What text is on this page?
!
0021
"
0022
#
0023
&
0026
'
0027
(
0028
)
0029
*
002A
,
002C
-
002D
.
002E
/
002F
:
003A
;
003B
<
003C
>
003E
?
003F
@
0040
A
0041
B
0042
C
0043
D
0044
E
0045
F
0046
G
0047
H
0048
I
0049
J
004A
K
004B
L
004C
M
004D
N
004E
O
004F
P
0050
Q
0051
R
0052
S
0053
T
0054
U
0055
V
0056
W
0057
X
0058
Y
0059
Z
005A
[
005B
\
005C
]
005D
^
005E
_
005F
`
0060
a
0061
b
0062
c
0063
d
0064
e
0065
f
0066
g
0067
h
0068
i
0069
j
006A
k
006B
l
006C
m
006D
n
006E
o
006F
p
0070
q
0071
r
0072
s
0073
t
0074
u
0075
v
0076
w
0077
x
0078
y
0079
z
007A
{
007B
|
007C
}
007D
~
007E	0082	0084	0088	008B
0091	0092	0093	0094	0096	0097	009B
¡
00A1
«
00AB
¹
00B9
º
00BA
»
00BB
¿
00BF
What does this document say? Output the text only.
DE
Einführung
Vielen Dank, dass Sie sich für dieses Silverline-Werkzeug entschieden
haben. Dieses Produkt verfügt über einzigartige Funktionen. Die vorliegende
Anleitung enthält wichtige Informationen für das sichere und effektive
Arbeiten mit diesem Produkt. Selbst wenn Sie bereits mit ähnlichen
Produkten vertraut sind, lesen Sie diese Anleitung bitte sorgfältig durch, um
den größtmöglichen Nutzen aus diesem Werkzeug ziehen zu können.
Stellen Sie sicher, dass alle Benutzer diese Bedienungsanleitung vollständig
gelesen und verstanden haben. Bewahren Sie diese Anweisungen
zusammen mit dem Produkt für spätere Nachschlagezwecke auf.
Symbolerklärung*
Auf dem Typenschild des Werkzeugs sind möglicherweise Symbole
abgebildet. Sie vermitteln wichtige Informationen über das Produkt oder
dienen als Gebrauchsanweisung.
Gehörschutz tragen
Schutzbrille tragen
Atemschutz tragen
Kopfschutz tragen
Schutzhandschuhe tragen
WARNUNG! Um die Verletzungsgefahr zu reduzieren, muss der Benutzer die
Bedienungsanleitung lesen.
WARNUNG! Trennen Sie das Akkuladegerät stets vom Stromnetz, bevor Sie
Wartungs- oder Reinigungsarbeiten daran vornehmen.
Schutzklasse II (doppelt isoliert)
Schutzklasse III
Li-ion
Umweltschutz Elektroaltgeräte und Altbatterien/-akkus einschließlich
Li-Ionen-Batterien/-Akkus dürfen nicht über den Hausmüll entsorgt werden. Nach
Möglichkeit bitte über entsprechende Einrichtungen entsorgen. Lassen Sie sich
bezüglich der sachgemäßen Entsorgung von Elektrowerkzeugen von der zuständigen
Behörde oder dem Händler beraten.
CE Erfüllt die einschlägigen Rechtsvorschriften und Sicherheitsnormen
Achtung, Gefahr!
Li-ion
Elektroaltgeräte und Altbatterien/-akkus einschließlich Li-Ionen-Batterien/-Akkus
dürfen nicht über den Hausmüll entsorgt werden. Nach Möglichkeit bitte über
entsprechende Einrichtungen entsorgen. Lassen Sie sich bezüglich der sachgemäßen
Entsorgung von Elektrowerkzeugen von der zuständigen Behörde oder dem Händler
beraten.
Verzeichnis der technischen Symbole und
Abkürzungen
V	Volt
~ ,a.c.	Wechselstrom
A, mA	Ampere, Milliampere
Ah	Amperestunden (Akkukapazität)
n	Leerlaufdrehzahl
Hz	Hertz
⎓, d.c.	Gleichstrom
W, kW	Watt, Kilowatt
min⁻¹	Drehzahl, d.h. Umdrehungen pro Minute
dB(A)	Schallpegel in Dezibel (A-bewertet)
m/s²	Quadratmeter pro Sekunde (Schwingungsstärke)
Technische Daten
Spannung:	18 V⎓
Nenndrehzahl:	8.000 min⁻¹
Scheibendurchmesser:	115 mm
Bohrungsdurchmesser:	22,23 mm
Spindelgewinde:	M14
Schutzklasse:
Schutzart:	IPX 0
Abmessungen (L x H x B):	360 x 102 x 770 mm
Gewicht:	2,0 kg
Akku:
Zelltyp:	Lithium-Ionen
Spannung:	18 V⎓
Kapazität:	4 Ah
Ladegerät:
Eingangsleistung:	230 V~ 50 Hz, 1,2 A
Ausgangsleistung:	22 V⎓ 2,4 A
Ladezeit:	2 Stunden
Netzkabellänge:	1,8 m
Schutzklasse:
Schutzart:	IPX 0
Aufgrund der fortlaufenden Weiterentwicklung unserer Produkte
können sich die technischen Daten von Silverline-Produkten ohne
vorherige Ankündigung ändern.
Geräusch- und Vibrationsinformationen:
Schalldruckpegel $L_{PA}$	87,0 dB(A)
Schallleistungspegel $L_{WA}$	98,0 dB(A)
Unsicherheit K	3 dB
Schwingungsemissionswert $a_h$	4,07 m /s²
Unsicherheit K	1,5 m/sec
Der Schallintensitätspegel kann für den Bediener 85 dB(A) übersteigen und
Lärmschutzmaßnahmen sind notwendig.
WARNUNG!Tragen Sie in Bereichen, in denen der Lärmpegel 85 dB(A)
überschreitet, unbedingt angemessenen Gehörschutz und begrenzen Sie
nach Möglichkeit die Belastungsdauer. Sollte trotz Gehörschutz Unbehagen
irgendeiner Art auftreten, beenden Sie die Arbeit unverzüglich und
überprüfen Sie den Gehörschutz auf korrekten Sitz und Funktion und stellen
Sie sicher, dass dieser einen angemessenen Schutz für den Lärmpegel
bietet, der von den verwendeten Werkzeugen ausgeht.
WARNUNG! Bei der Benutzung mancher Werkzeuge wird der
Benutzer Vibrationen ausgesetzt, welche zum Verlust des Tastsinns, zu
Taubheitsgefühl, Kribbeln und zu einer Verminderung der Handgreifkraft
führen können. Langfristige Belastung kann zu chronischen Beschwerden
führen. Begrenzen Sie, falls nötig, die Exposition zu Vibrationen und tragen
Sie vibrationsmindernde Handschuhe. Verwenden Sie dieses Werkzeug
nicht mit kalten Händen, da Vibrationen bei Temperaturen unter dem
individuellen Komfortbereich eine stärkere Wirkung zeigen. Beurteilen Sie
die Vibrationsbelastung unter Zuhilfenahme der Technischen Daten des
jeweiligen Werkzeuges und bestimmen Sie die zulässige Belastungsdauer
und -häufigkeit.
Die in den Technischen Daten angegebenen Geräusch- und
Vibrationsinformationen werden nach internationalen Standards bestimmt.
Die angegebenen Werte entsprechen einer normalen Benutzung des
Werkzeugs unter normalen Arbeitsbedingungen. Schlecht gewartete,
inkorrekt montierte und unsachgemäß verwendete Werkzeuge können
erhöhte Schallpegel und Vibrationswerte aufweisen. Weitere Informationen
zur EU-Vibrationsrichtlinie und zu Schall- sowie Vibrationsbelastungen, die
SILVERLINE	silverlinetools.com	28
------------------------------------
Copy out every entry again, exactly as it was given.

▶ WRITTEN ANSWER
What text is on this page?
!
0021
"
0022
#
0023
&
0026
'
0027
(
0028
)
0029
*
002A
,
002C
-
002D
.
002E
/
002F
:
003A
;
003B
<
003C
>
003E
?
003F
@
0040
A
0041
B
0042
C
0043
D
0044
E
0045
F
0046
G
0047
H
0048
I
0049
J
004A
K
004B
L
004C
M
004D
N
004E
O
004F
P
0050
Q
0051
R
0052
S
0053
T
0054
U
0055
V
0056
W
0057
X
0058
Y
0059
Z
005A
[
005B
\
005C
]
005D
^
005E
_
005F
`
0060
a
0061
b
0062
c
0063
d
0064
e
0065
f
0066
g
0067
h
0068
i
0069
j
006A
k
006B
l
006C
m
006D
n
006E
o
006F
p
0070
q
0071
r
0072
s
0073
t
0074
u
0075
v
0076
w
0077
x
0078
y
0079
z
007A
{
007B
|
007C
}
007D
~
007E	0082	0084	0088	008B
0091	0092	0093	0094	0096	0097	009B
¡
00A1
«
00AB
¹
00B9
º
00BA
»
00BB
¿
00BF
What does this document say? Output the text only.
DE
Einführung
Vielen Dank, dass Sie sich für dieses Silverline-Werkzeug entschieden
haben. Dieses Produkt verfügt über einzigartige Funktionen. Die vorliegende
Anleitung enthält wichtige Informationen für das sichere und effektive
Arbeiten mit diesem Produkt. Selbst wenn Sie bereits mit ähnlichen
Produkten vertraut sind, lesen Sie diese Anleitung bitte sorgfältig durch, um
den größtmöglichen Nutzen aus diesem Werkzeug ziehen zu können.
Stellen Sie sicher, dass alle Benutzer diese Bedienungsanleitung vollständig
gelesen und verstanden haben. Bewahren Sie diese Anweisungen
zusammen mit dem Produkt für spätere Nachschlagezwecke auf.
Symbolerklärung*
Auf dem Typenschild des Werkzeugs sind möglicherweise Symbole
abgebildet. Sie vermitteln wichtige Informationen über das Produkt oder
dienen als Gebrauchsanweisung.
Gehörschutz tragen
Schutzbrille tragen
Atemschutz tragen
Kopfschutz tragen
Schutzhandschuhe tragen
WARNUNG! Um die Verletzungsgefahr zu reduzieren, muss der Benutzer die
Bedienungsanleitung lesen.
WARNUNG! Trennen Sie das Akkuladegerät stets vom Stromnetz, bevor Sie
Wartungs- oder Reinigungsarbeiten daran vornehmen.
Schutzklasse II (doppelt isoliert)
Schutzklasse III
Li-ion
Umweltschutz Elektroaltgeräte und Altbatterien/-akkus einschließlich
Li-Ionen-Batterien/-Akkus dürfen nicht über den Hausmüll entsorgt werden. Nach
Möglichkeit bitte über entsprechende Einrichtungen entsorgen. Lassen Sie sich
bezüglich der sachgemäßen Entsorgung von Elektrowerkzeugen von der zuständigen
Behörde oder dem Händler beraten.
CE Erfüllt die einschlägigen Rechtsvorschriften und Sicherheitsnormen
Achtung, Gefahr!
Li-ion
Elektroaltgeräte und Altbatterien/-akkus einschließlich Li-Ionen-Batterien/-Akkus
dürfen nicht über den Hausmüll entsorgt werden. Nach Möglichkeit bitte über
entsprechende Einrichtungen entsorgen. Lassen Sie sich bezüglich der sachgemäßen
Entsorgung von Elektrowerkzeugen von der zuständigen Behörde oder dem Händler
beraten.
Verzeichnis der technischen Symbole und
Abkürzungen
V	Volt
~ ,a.c.	Wechselstrom
A, mA	Ampere, Milliampere
Ah	Amperestunden (Akkukapazität)
n	Leerlaufdrehzahl
Hz	Hertz
⎓, d.c.	Gleichstrom
W, kW	Watt, Kilowatt
min⁻¹	Drehzahl, d.h. Umdrehungen pro Minute
dB(A)	Schallpegel in Dezibel (A-bewertet)
m/s²	Quadratmeter pro Sekunde (Schwingungsstärke)
Technische Daten
Spannung:	18 V⎓
Nenndrehzahl:	8.000 min⁻¹
Scheibendurchmesser:	115 mm
Bohrungsdurchmesser:	22,23 mm
Spindelgewinde:	M14
Schutzklasse:
Schutzart:	IPX 0
Abmessungen (L x H x B):	360 x 102 x 770 mm
Gewicht:	2,0 kg
Akku:
Zelltyp:	Lithium-Ionen
Spannung:	18 V⎓
Kapazität:	4 Ah
Ladegerät:
Eingangsleistung:	230 V~ 50 Hz, 1,2 A
Ausgangsleistung:	22 V⎓ 2,4 A
Ladezeit:	2 Stunden
Netzkabellänge:	1,8 m
Schutzklasse:
Schutzart:	IPX 0
Aufgrund der fortlaufenden Weiterentwicklung unserer Produkte
können sich die technischen Daten von Silverline-Produkten ohne
vorherige Ankündigung ändern.
Geräusch- und Vibrationsinformationen:
Schalldruckpegel $L_{PA}$	87,0 dB(A)
Schallleistungspegel $L_{WA}$	98,0 dB(A)
Unsicherheit K	3 dB
Schwingungsemissionswert $a_h$	4,07 m /s²
Unsicherheit K	1,5 m/sec
Der Schallintensitätspegel kann für den Bediener 85 dB(A) übersteigen und
Lärmschutzmaßnahmen sind notwendig.
WARNUNG!Tragen Sie in Bereichen, in denen der Lärmpegel 85 dB(A)
überschreitet, unbedingt angemessenen Gehörschutz und begrenzen Sie
nach Möglichkeit die Belastungsdauer. Sollte trotz Gehörschutz Unbehagen
irgendeiner Art auftreten, beenden Sie die Arbeit unverzüglich und
überprüfen Sie den Gehörschutz auf korrekten Sitz und Funktion und stellen
Sie sicher, dass dieser einen angemessenen Schutz für den Lärmpegel
bietet, der von den verwendeten Werkzeugen ausgeht.
WARNUNG! Bei der Benutzung mancher Werkzeuge wird der
Benutzer Vibrationen ausgesetzt, welche zum Verlust des Tastsinns, zu
Taubheitsgefühl, Kribbeln und zu einer Verminderung der Handgreifkraft
führen können. Langfristige Belastung kann zu chronischen Beschwerden
führen. Begrenzen Sie, falls nötig, die Exposition zu Vibrationen und tragen
Sie vibrationsmindernde Handschuhe. Verwenden Sie dieses Werkzeug
nicht mit kalten Händen, da Vibrationen bei Temperaturen unter dem
individuellen Komfortbereich eine stärkere Wirkung zeigen. Beurteilen Sie
die Vibrationsbelastung unter Zuhilfenahme der Technischen Daten des
jeweiligen Werkzeuges und bestimmen Sie die zulässige Belastungsdauer
und -häufigkeit.
Die in den Technischen Daten angegebenen Geräusch- und
Vibrationsinformationen werden nach internationalen Standards bestimmt.
Die angegebenen Werte entsprechen einer normalen Benutzung des
Werkzeugs unter normalen Arbeitsbedingungen. Schlecht gewartete,
inkorrekt montierte und unsachgemäß verwendete Werkzeuge können
erhöhte Schallpegel und Vibrationswerte aufweisen. Weitere Informationen
zur EU-Vibrationsrichtlinie und zu Schall- sowie Vibrationsbelastungen, die
SILVERLINE	silverlinetools.com	28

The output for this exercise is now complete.